▸ **Set exercise**
Rewrite the material with "cell-no" swapped for "cell-number" wherever it occurs, changing nothing else.

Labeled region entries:
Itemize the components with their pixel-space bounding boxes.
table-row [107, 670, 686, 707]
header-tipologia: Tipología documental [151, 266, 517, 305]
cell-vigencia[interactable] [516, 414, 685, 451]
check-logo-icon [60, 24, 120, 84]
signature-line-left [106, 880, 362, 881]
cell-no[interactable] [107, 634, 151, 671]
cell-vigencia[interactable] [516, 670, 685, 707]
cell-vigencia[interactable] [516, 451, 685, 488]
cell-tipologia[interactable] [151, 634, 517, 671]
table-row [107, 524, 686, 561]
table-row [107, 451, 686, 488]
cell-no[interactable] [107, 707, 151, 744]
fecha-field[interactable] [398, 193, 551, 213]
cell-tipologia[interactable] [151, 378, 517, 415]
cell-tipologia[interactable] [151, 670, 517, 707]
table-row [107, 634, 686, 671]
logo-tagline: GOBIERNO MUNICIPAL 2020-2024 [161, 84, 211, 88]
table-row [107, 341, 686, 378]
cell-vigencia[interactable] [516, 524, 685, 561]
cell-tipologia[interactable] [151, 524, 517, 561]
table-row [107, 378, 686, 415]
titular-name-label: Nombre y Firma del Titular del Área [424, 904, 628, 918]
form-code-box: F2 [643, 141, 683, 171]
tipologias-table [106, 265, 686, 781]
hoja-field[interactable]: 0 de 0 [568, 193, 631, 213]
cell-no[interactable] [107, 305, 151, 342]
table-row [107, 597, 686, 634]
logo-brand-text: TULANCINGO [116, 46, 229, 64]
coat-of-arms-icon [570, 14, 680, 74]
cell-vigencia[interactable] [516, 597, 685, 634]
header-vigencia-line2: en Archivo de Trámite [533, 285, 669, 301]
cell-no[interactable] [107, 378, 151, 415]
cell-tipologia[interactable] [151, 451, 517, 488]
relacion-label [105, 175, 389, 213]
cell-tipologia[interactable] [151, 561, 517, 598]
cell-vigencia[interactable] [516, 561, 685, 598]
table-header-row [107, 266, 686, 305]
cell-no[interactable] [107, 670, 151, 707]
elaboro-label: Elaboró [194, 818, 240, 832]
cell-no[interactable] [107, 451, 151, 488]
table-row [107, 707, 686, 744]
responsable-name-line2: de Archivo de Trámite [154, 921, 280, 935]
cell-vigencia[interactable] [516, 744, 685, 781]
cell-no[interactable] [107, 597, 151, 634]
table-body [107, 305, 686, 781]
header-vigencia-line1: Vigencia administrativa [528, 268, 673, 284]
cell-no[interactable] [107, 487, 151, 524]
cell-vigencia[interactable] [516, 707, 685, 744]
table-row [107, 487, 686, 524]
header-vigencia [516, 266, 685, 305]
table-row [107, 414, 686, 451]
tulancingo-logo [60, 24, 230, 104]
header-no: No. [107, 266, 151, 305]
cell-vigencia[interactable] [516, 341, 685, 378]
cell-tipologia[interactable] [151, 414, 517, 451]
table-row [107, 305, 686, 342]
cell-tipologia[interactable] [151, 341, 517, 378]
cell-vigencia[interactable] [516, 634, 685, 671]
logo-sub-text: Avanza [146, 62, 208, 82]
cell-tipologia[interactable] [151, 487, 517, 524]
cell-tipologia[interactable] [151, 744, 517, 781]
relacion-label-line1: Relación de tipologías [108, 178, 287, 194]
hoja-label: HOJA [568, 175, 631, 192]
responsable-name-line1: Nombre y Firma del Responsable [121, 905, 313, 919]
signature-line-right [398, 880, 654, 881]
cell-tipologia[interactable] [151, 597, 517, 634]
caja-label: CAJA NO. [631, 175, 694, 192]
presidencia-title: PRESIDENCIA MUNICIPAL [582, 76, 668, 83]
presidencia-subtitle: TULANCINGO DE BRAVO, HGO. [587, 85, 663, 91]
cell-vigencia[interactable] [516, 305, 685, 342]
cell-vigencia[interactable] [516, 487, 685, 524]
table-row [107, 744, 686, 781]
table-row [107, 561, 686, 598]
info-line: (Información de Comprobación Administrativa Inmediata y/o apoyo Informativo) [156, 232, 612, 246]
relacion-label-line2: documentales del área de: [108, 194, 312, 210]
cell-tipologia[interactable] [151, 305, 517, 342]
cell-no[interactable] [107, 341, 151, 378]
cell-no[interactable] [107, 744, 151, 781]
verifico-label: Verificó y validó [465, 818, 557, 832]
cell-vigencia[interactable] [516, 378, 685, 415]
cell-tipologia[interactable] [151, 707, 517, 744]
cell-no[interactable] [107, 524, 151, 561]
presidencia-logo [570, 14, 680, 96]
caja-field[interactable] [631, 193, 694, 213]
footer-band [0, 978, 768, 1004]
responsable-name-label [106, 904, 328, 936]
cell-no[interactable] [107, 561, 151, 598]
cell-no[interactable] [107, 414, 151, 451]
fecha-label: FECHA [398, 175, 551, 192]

▸ **Exercise output**
Itemize the components with their pixel-space bounding boxes.
table-row [107, 670, 686, 707]
header-tipologia: Tipología documental [151, 266, 517, 305]
cell-vigencia[interactable] [516, 414, 685, 451]
check-logo-icon [60, 24, 120, 84]
signature-line-left [106, 880, 362, 881]
cell-number[interactable] [107, 634, 151, 671]
cell-vigencia[interactable] [516, 670, 685, 707]
cell-vigencia[interactable] [516, 451, 685, 488]
cell-tipologia[interactable] [151, 634, 517, 671]
table-row [107, 524, 686, 561]
table-row [107, 451, 686, 488]
cell-number[interactable] [107, 707, 151, 744]
fecha-field[interactable] [398, 193, 551, 213]
cell-tipologia[interactable] [151, 378, 517, 415]
cell-tipologia[interactable] [151, 670, 517, 707]
table-row [107, 634, 686, 671]
logo-tagline: GOBIERNO MUNICIPAL 2020-2024 [161, 84, 211, 88]
table-row [107, 341, 686, 378]
cell-vigencia[interactable] [516, 524, 685, 561]
cell-tipologia[interactable] [151, 524, 517, 561]
table-row [107, 378, 686, 415]
titular-name-label: Nombre y Firma del Titular del Área [424, 904, 628, 918]
form-code-box: F2 [643, 141, 683, 171]
tipologias-table [106, 265, 686, 781]
hoja-field[interactable]: 0 de 0 [568, 193, 631, 213]
cell-number[interactable] [107, 305, 151, 342]
table-row [107, 597, 686, 634]
logo-brand-text: TULANCINGO [116, 46, 229, 64]
coat-of-arms-icon [570, 14, 680, 74]
cell-vigencia[interactable] [516, 597, 685, 634]
header-vigencia-line2: en Archivo de Trámite [533, 285, 669, 301]
cell-number[interactable] [107, 378, 151, 415]
cell-tipologia[interactable] [151, 451, 517, 488]
relacion-label [105, 175, 389, 213]
cell-tipologia[interactable] [151, 561, 517, 598]
cell-vigencia[interactable] [516, 561, 685, 598]
table-header-row [107, 266, 686, 305]
cell-number[interactable] [107, 670, 151, 707]
elaboro-label: Elaboró [194, 818, 240, 832]
cell-number[interactable] [107, 451, 151, 488]
table-row [107, 707, 686, 744]
responsable-name-line2: de Archivo de Trámite [154, 921, 280, 935]
cell-vigencia[interactable] [516, 744, 685, 781]
cell-number[interactable] [107, 597, 151, 634]
table-body [107, 305, 686, 781]
header-vigencia-line1: Vigencia administrativa [528, 268, 673, 284]
cell-number[interactable] [107, 487, 151, 524]
cell-vigencia[interactable] [516, 707, 685, 744]
table-row [107, 487, 686, 524]
header-vigencia [516, 266, 685, 305]
table-row [107, 414, 686, 451]
tulancingo-logo [60, 24, 230, 104]
header-no: No. [107, 266, 151, 305]
cell-vigencia[interactable] [516, 341, 685, 378]
cell-tipologia[interactable] [151, 414, 517, 451]
table-row [107, 305, 686, 342]
cell-tipologia[interactable] [151, 341, 517, 378]
cell-vigencia[interactable] [516, 634, 685, 671]
logo-sub-text: Avanza [146, 62, 208, 82]
cell-tipologia[interactable] [151, 487, 517, 524]
cell-tipologia[interactable] [151, 744, 517, 781]
relacion-label-line1: Relación de tipologías [108, 178, 287, 194]
hoja-label: HOJA [568, 175, 631, 192]
responsable-name-line1: Nombre y Firma del Responsable [121, 905, 313, 919]
signature-line-right [398, 880, 654, 881]
cell-tipologia[interactable] [151, 597, 517, 634]
caja-label: CAJA NO. [631, 175, 694, 192]
presidencia-title: PRESIDENCIA MUNICIPAL [582, 76, 668, 83]
presidencia-subtitle: TULANCINGO DE BRAVO, HGO. [587, 85, 663, 91]
cell-vigencia[interactable] [516, 305, 685, 342]
cell-vigencia[interactable] [516, 487, 685, 524]
table-row [107, 744, 686, 781]
table-row [107, 561, 686, 598]
info-line: (Información de Comprobación Administrativa Inmediata y/o apoyo Informativo) [156, 232, 612, 246]
relacion-label-line2: documentales del área de: [108, 194, 312, 210]
cell-tipologia[interactable] [151, 305, 517, 342]
cell-number[interactable] [107, 341, 151, 378]
cell-number[interactable] [107, 744, 151, 781]
verifico-label: Verificó y validó [465, 818, 557, 832]
cell-vigencia[interactable] [516, 378, 685, 415]
cell-tipologia[interactable] [151, 707, 517, 744]
cell-number[interactable] [107, 524, 151, 561]
presidencia-logo [570, 14, 680, 96]
caja-field[interactable] [631, 193, 694, 213]
footer-band [0, 978, 768, 1004]
responsable-name-label [106, 904, 328, 936]
cell-number[interactable] [107, 561, 151, 598]
cell-number[interactable] [107, 414, 151, 451]
fecha-label: FECHA [398, 175, 551, 192]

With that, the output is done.